DATA IN THIS EXERCISE →
━━━━━━━━━━

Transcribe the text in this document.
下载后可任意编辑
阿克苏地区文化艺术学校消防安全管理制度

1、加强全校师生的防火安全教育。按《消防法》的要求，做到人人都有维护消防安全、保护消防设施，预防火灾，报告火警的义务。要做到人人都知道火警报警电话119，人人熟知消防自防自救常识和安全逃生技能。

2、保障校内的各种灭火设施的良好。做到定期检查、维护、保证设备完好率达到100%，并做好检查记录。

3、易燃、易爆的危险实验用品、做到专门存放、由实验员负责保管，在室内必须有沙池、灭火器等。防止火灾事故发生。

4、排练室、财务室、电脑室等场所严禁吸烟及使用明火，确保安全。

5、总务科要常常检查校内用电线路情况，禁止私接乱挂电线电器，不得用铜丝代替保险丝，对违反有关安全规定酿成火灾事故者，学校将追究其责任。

━━━━━━━━━━

WHAT THE TASK ASKS →
Please restate the whole listing word for word.

ANSWER BELOW →
Transcribe the text in this document.
下载后可任意编辑
阿克苏地区文化艺术学校消防安全管理制度

1、加强全校师生的防火安全教育。按《消防法》的要求，做到人人都有维护消防安全、保护消防设施，预防火灾，报告火警的义务。要做到人人都知道火警报警电话119，人人熟知消防自防自救常识和安全逃生技能。

2、保障校内的各种灭火设施的良好。做到定期检查、维护、保证设备完好率达到100%，并做好检查记录。

3、易燃、易爆的危险实验用品、做到专门存放、由实验员负责保管，在室内必须有沙池、灭火器等。防止火灾事故发生。

4、排练室、财务室、电脑室等场所严禁吸烟及使用明火，确保安全。

5、总务科要常常检查校内用电线路情况，禁止私接乱挂电线电器，不得用铜丝代替保险丝，对违反有关安全规定酿成火灾事故者，学校将追究其责任。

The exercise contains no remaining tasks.